◆ EXERCISE TASK ◆
Transcribe the records below exactly as they appear.

━━━━━━

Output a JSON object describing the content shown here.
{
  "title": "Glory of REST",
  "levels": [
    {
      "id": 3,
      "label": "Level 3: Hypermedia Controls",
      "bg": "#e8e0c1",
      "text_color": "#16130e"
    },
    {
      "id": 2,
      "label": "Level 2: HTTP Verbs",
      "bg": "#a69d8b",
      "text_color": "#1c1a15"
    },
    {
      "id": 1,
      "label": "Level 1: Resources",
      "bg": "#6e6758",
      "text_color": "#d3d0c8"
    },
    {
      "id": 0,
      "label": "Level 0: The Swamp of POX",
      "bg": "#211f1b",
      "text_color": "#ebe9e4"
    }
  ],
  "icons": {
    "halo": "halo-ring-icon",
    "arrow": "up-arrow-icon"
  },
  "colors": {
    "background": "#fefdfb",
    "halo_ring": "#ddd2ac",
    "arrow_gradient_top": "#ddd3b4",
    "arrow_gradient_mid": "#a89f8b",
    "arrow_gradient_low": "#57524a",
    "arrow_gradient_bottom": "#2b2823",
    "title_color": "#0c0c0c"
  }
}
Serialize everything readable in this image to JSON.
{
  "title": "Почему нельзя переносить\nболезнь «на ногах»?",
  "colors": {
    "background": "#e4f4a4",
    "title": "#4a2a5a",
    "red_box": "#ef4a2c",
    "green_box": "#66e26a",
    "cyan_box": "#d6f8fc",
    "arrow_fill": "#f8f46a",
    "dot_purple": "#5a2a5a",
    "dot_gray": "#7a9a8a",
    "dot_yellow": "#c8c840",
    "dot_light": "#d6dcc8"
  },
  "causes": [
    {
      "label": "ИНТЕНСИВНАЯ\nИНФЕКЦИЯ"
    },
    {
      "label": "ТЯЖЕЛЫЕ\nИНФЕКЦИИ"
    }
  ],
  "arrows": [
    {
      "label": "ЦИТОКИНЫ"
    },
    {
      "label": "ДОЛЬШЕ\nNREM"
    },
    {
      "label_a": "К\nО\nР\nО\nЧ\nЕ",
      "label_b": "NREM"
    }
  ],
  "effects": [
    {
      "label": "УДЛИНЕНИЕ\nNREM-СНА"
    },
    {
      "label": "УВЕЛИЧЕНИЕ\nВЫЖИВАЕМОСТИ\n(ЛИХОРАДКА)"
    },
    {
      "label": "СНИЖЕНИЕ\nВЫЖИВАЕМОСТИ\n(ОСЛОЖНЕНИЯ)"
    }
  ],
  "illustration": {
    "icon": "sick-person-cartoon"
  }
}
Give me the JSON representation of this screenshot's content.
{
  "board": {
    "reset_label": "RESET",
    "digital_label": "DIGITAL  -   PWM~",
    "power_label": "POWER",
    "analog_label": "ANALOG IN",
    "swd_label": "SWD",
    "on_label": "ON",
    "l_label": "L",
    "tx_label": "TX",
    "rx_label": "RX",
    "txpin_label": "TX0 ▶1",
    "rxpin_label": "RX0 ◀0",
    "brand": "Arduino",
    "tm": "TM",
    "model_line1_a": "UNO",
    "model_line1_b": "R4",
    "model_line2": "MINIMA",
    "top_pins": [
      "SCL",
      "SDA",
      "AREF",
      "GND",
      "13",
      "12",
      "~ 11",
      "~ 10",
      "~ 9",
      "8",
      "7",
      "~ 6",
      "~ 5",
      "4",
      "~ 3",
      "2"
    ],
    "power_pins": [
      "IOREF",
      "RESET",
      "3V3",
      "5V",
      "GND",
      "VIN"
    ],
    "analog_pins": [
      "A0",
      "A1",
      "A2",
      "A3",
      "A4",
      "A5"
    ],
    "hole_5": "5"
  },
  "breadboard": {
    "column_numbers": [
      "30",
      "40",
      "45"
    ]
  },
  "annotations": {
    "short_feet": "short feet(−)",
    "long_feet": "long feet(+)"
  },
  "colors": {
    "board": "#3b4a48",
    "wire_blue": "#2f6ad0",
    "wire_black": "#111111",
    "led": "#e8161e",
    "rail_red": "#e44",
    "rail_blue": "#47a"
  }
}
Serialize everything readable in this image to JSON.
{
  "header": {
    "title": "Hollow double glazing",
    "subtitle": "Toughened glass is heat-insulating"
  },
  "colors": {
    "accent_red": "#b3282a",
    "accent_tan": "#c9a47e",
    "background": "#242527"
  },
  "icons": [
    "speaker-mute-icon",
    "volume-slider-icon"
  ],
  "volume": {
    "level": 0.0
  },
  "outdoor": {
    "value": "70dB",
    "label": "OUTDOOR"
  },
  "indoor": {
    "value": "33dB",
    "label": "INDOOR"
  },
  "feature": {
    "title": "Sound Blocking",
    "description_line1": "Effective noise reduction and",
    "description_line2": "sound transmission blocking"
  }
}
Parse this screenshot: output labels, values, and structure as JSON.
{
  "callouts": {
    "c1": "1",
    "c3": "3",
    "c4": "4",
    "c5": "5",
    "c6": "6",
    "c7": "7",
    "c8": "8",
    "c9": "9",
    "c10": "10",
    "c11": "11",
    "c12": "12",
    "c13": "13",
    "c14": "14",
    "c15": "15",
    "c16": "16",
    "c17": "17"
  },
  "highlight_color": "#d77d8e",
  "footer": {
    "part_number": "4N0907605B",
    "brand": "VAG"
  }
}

━━━━━━

◆ COMPLETED EXERCISE ◆
Output a JSON object describing the content shown here.
{
  "title": "Glory of REST",
  "levels": [
    {
      "id": 3,
      "label": "Level 3: Hypermedia Controls",
      "bg": "#e8e0c1",
      "text_color": "#16130e"
    },
    {
      "id": 2,
      "label": "Level 2: HTTP Verbs",
      "bg": "#a69d8b",
      "text_color": "#1c1a15"
    },
    {
      "id": 1,
      "label": "Level 1: Resources",
      "bg": "#6e6758",
      "text_color": "#d3d0c8"
    },
    {
      "id": 0,
      "label": "Level 0: The Swamp of POX",
      "bg": "#211f1b",
      "text_color": "#ebe9e4"
    }
  ],
  "icons": {
    "halo": "halo-ring-icon",
    "arrow": "up-arrow-icon"
  },
  "colors": {
    "background": "#fefdfb",
    "halo_ring": "#ddd2ac",
    "arrow_gradient_top": "#ddd3b4",
    "arrow_gradient_mid": "#a89f8b",
    "arrow_gradient_low": "#57524a",
    "arrow_gradient_bottom": "#2b2823",
    "title_color": "#0c0c0c"
  }
}
Serialize everything readable in this image to JSON.
{
  "title": "Почему нельзя переносить\nболезнь «на ногах»?",
  "colors": {
    "background": "#e4f4a4",
    "title": "#4a2a5a",
    "red_box": "#ef4a2c",
    "green_box": "#66e26a",
    "cyan_box": "#d6f8fc",
    "arrow_fill": "#f8f46a",
    "dot_purple": "#5a2a5a",
    "dot_gray": "#7a9a8a",
    "dot_yellow": "#c8c840",
    "dot_light": "#d6dcc8"
  },
  "causes": [
    {
      "label": "ИНТЕНСИВНАЯ\nИНФЕКЦИЯ"
    },
    {
      "label": "ТЯЖЕЛЫЕ\nИНФЕКЦИИ"
    }
  ],
  "arrows": [
    {
      "label": "ЦИТОКИНЫ"
    },
    {
      "label": "ДОЛЬШЕ\nNREM"
    },
    {
      "label_a": "К\nО\nР\nО\nЧ\nЕ",
      "label_b": "NREM"
    }
  ],
  "effects": [
    {
      "label": "УДЛИНЕНИЕ\nNREM-СНА"
    },
    {
      "label": "УВЕЛИЧЕНИЕ\nВЫЖИВАЕМОСТИ\n(ЛИХОРАДКА)"
    },
    {
      "label": "СНИЖЕНИЕ\nВЫЖИВАЕМОСТИ\n(ОСЛОЖНЕНИЯ)"
    }
  ],
  "illustration": {
    "icon": "sick-person-cartoon"
  }
}
Give me the JSON representation of this screenshot's content.
{
  "board": {
    "reset_label": "RESET",
    "digital_label": "DIGITAL  -   PWM~",
    "power_label": "POWER",
    "analog_label": "ANALOG IN",
    "swd_label": "SWD",
    "on_label": "ON",
    "l_label": "L",
    "tx_label": "TX",
    "rx_label": "RX",
    "txpin_label": "TX0 ▶1",
    "rxpin_label": "RX0 ◀0",
    "brand": "Arduino",
    "tm": "TM",
    "model_line1_a": "UNO",
    "model_line1_b": "R4",
    "model_line2": "MINIMA",
    "top_pins": [
      "SCL",
      "SDA",
      "AREF",
      "GND",
      "13",
      "12",
      "~ 11",
      "~ 10",
      "~ 9",
      "8",
      "7",
      "~ 6",
      "~ 5",
      "4",
      "~ 3",
      "2"
    ],
    "power_pins": [
      "IOREF",
      "RESET",
      "3V3",
      "5V",
      "GND",
      "VIN"
    ],
    "analog_pins": [
      "A0",
      "A1",
      "A2",
      "A3",
      "A4",
      "A5"
    ],
    "hole_5": "5"
  },
  "breadboard": {
    "column_numbers": [
      "30",
      "40",
      "45"
    ]
  },
  "annotations": {
    "short_feet": "short feet(−)",
    "long_feet": "long feet(+)"
  },
  "colors": {
    "board": "#3b4a48",
    "wire_blue": "#2f6ad0",
    "wire_black": "#111111",
    "led": "#e8161e",
    "rail_red": "#e44",
    "rail_blue": "#47a"
  }
}
Serialize everything readable in this image to JSON.
{
  "header": {
    "title": "Hollow double glazing",
    "subtitle": "Toughened glass is heat-insulating"
  },
  "colors": {
    "accent_red": "#b3282a",
    "accent_tan": "#c9a47e",
    "background": "#242527"
  },
  "icons": [
    "speaker-mute-icon",
    "volume-slider-icon"
  ],
  "volume": {
    "level": 0.0
  },
  "outdoor": {
    "value": "70dB",
    "label": "OUTDOOR"
  },
  "indoor": {
    "value": "33dB",
    "label": "INDOOR"
  },
  "feature": {
    "title": "Sound Blocking",
    "description_line1": "Effective noise reduction and",
    "description_line2": "sound transmission blocking"
  }
}
Parse this screenshot: output labels, values, and structure as JSON.
{
  "callouts": {
    "c1": "1",
    "c3": "3",
    "c4": "4",
    "c5": "5",
    "c6": "6",
    "c7": "7",
    "c8": "8",
    "c9": "9",
    "c10": "10",
    "c11": "11",
    "c12": "12",
    "c13": "13",
    "c14": "14",
    "c15": "15",
    "c16": "16",
    "c17": "17"
  },
  "highlight_color": "#d77d8e",
  "footer": {
    "part_number": "4N0907605B",
    "brand": "VAG"
  }
}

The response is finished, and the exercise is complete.